What is needed –
All entries must be extracted exactly, with nothing added or dropped.

● ● ● ● ●

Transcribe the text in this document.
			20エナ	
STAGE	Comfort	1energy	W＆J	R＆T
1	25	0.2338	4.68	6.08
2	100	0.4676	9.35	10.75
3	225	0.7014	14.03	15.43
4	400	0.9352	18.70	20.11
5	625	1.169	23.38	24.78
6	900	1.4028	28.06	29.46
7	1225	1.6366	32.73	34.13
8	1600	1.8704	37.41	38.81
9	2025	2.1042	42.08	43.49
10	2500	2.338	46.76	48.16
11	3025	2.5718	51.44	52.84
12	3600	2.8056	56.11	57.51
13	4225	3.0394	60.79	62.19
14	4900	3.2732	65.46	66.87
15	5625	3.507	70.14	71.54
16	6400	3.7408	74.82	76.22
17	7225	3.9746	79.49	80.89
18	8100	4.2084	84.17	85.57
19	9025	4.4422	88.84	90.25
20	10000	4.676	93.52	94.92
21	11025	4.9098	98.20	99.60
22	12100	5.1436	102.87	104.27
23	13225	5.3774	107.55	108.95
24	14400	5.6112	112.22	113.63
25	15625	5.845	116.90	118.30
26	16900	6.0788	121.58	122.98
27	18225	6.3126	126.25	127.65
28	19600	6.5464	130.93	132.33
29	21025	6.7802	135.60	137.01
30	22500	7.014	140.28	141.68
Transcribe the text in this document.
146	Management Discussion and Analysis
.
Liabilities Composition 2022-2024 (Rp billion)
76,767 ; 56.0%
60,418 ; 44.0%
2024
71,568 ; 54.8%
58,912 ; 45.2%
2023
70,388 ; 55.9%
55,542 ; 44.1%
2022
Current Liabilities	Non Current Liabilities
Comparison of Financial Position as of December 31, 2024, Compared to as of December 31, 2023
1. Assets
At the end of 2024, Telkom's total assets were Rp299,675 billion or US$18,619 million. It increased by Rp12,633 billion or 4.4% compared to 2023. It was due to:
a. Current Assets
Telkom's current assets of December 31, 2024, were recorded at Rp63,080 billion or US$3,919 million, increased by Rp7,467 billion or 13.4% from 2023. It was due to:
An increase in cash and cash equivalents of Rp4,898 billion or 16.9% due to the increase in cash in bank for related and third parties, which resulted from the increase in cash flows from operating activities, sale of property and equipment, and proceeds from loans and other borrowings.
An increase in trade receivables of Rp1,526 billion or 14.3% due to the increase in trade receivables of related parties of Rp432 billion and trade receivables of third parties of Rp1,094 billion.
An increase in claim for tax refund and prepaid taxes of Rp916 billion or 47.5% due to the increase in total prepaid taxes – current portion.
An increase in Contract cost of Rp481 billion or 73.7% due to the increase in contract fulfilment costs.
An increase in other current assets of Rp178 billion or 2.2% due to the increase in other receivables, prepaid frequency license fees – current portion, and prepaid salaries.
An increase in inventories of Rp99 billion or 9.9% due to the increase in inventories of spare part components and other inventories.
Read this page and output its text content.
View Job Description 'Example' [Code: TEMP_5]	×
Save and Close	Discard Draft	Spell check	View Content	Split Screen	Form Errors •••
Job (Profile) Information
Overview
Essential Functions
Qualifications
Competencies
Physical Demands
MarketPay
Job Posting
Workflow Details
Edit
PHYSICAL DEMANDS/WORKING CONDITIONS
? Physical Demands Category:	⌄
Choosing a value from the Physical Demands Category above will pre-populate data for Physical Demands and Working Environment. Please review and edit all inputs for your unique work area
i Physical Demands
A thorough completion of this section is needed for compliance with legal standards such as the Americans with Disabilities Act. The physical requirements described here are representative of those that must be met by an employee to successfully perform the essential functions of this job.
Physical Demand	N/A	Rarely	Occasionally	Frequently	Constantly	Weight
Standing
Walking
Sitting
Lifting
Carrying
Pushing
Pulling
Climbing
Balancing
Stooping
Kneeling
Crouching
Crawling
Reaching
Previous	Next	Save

● ● ● ● ●

Complete response –
Transcribe the text in this document.
			20エナ	
STAGE	Comfort	1energy	W＆J	R＆T
1	25	0.2338	4.68	6.08
2	100	0.4676	9.35	10.75
3	225	0.7014	14.03	15.43
4	400	0.9352	18.70	20.11
5	625	1.169	23.38	24.78
6	900	1.4028	28.06	29.46
7	1225	1.6366	32.73	34.13
8	1600	1.8704	37.41	38.81
9	2025	2.1042	42.08	43.49
10	2500	2.338	46.76	48.16
11	3025	2.5718	51.44	52.84
12	3600	2.8056	56.11	57.51
13	4225	3.0394	60.79	62.19
14	4900	3.2732	65.46	66.87
15	5625	3.507	70.14	71.54
16	6400	3.7408	74.82	76.22
17	7225	3.9746	79.49	80.89
18	8100	4.2084	84.17	85.57
19	9025	4.4422	88.84	90.25
20	10000	4.676	93.52	94.92
21	11025	4.9098	98.20	99.60
22	12100	5.1436	102.87	104.27
23	13225	5.3774	107.55	108.95
24	14400	5.6112	112.22	113.63
25	15625	5.845	116.90	118.30
26	16900	6.0788	121.58	122.98
27	18225	6.3126	126.25	127.65
28	19600	6.5464	130.93	132.33
29	21025	6.7802	135.60	137.01
30	22500	7.014	140.28	141.68
Transcribe the text in this document.
146	Management Discussion and Analysis
.
Liabilities Composition 2022-2024 (Rp billion)
76,767 ; 56.0%
60,418 ; 44.0%
2024
71,568 ; 54.8%
58,912 ; 45.2%
2023
70,388 ; 55.9%
55,542 ; 44.1%
2022
Current Liabilities	Non Current Liabilities
Comparison of Financial Position as of December 31, 2024, Compared to as of December 31, 2023
1. Assets
At the end of 2024, Telkom's total assets were Rp299,675 billion or US$18,619 million. It increased by Rp12,633 billion or 4.4% compared to 2023. It was due to:
a. Current Assets
Telkom's current assets of December 31, 2024, were recorded at Rp63,080 billion or US$3,919 million, increased by Rp7,467 billion or 13.4% from 2023. It was due to:
An increase in cash and cash equivalents of Rp4,898 billion or 16.9% due to the increase in cash in bank for related and third parties, which resulted from the increase in cash flows from operating activities, sale of property and equipment, and proceeds from loans and other borrowings.
An increase in trade receivables of Rp1,526 billion or 14.3% due to the increase in trade receivables of related parties of Rp432 billion and trade receivables of third parties of Rp1,094 billion.
An increase in claim for tax refund and prepaid taxes of Rp916 billion or 47.5% due to the increase in total prepaid taxes – current portion.
An increase in Contract cost of Rp481 billion or 73.7% due to the increase in contract fulfilment costs.
An increase in other current assets of Rp178 billion or 2.2% due to the increase in other receivables, prepaid frequency license fees – current portion, and prepaid salaries.
An increase in inventories of Rp99 billion or 9.9% due to the increase in inventories of spare part components and other inventories.
Read this page and output its text content.
View Job Description 'Example' [Code: TEMP_5]	×
Save and Close	Discard Draft	Spell check	View Content	Split Screen	Form Errors •••
Job (Profile) Information
Overview
Essential Functions
Qualifications
Competencies
Physical Demands
MarketPay
Job Posting
Workflow Details
Edit
PHYSICAL DEMANDS/WORKING CONDITIONS
? Physical Demands Category:	⌄
Choosing a value from the Physical Demands Category above will pre-populate data for Physical Demands and Working Environment. Please review and edit all inputs for your unique work area
i Physical Demands
A thorough completion of this section is needed for compliance with legal standards such as the Americans with Disabilities Act. The physical requirements described here are representative of those that must be met by an employee to successfully perform the essential functions of this job.
Physical Demand	N/A	Rarely	Occasionally	Frequently	Constantly	Weight
Standing
Walking
Sitting
Lifting
Carrying
Pushing
Pulling
Climbing
Balancing
Stooping
Kneeling
Crouching
Crawling
Reaching
Previous	Next	Save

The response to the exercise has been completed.